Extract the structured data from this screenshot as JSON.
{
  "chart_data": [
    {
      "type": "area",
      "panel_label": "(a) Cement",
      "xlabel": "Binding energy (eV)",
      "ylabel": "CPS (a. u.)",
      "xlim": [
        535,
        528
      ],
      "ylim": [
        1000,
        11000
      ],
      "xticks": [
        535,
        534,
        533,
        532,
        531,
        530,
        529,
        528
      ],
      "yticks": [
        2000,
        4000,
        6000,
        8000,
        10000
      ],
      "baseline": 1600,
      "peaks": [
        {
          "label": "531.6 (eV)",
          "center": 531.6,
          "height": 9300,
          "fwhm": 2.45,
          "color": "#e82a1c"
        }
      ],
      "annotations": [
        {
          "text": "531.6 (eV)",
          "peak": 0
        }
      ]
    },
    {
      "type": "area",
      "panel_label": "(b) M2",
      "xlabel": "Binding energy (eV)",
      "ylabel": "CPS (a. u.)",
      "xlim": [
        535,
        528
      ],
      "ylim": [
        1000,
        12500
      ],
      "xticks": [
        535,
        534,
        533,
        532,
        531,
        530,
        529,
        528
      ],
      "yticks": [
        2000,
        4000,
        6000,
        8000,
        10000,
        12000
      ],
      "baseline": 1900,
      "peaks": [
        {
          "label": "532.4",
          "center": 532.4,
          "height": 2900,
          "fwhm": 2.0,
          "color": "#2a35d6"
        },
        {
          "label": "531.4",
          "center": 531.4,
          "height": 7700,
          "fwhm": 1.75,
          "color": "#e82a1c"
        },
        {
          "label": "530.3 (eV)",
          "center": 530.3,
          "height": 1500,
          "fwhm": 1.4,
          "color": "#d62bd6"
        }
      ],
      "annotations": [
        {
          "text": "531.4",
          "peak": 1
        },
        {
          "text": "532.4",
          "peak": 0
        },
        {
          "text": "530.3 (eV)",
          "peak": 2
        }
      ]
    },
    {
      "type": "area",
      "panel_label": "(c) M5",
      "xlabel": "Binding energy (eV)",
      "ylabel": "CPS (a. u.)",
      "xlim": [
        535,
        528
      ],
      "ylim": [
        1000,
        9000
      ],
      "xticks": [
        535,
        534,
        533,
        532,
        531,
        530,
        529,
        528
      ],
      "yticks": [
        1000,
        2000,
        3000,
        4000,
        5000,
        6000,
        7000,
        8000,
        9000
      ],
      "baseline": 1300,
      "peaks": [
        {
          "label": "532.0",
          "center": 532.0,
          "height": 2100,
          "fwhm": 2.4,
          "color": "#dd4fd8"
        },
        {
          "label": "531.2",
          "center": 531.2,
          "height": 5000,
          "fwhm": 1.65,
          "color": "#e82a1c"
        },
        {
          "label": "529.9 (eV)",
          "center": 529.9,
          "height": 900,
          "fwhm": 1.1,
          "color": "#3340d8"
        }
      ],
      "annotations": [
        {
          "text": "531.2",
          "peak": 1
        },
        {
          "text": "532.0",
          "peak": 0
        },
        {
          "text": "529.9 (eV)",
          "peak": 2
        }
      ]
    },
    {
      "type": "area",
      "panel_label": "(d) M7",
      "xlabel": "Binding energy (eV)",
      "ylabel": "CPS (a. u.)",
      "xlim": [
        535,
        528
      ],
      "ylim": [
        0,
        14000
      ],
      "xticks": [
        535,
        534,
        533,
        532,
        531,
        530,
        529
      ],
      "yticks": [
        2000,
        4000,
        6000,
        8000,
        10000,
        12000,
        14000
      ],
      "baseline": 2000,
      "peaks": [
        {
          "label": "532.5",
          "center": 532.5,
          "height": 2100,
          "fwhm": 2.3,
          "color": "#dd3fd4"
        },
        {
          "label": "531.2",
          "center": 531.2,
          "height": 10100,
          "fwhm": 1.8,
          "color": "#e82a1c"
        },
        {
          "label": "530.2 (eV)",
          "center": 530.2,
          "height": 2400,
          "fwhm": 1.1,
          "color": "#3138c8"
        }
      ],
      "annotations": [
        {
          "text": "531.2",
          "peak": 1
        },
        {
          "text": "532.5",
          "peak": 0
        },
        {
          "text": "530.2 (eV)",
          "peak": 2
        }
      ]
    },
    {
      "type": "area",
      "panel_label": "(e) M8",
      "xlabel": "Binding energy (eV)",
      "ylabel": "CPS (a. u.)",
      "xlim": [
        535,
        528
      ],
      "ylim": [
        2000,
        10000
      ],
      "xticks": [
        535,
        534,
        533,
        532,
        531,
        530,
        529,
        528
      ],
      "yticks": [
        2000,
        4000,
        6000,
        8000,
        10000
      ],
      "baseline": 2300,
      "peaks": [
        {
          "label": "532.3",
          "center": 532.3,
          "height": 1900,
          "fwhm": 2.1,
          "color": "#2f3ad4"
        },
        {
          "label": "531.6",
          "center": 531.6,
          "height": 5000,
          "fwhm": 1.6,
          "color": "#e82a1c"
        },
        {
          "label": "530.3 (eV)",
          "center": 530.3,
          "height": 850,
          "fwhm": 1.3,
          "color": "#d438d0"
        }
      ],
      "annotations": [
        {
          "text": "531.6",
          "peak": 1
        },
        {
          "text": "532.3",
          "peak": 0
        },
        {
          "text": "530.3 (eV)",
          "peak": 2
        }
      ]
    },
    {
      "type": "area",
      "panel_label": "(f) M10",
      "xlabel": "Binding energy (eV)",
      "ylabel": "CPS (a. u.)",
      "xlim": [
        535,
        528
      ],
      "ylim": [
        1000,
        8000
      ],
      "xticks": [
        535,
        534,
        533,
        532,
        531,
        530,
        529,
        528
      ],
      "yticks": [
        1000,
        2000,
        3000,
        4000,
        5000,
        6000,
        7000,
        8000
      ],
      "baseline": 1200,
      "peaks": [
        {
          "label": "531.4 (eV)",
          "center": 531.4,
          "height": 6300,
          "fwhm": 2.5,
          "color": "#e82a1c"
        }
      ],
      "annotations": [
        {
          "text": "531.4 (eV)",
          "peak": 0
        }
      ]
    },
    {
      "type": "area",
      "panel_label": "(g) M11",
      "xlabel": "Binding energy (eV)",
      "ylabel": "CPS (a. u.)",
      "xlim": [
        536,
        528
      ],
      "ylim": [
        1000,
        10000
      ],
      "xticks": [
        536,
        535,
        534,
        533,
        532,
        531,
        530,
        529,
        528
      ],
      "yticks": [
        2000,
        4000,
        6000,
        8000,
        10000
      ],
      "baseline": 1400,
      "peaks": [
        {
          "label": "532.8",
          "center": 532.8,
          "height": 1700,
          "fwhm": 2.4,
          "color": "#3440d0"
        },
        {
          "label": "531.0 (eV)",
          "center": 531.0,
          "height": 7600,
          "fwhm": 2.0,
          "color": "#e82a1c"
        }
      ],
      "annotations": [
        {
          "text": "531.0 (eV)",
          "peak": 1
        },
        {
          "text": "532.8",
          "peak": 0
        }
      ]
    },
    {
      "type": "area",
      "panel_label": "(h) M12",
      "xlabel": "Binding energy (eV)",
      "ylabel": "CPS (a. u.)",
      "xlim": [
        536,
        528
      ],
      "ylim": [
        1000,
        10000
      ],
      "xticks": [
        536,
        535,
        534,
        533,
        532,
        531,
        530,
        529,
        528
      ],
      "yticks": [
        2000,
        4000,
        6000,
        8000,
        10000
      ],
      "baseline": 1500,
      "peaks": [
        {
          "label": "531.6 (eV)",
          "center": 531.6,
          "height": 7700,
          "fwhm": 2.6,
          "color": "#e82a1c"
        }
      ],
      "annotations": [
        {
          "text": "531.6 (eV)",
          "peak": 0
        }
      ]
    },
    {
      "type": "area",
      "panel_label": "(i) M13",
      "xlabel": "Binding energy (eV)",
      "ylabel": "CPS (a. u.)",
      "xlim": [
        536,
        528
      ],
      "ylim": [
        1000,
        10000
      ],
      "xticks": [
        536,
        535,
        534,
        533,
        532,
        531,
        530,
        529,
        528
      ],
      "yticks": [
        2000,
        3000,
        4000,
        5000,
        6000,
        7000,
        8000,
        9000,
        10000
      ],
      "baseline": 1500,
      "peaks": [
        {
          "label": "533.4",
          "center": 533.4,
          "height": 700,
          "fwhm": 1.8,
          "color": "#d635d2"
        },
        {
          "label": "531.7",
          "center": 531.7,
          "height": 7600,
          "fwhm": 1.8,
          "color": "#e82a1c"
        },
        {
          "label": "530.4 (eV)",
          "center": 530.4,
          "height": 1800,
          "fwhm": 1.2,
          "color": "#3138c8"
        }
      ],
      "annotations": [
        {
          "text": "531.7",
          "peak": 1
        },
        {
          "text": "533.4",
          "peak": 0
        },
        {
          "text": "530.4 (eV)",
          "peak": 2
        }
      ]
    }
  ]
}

-- EXERCISE DESCRIPTION --
How many lines of the records contain the string "baseline"? Respond with the number alone.

-- EXERCISE SOLUTION --
9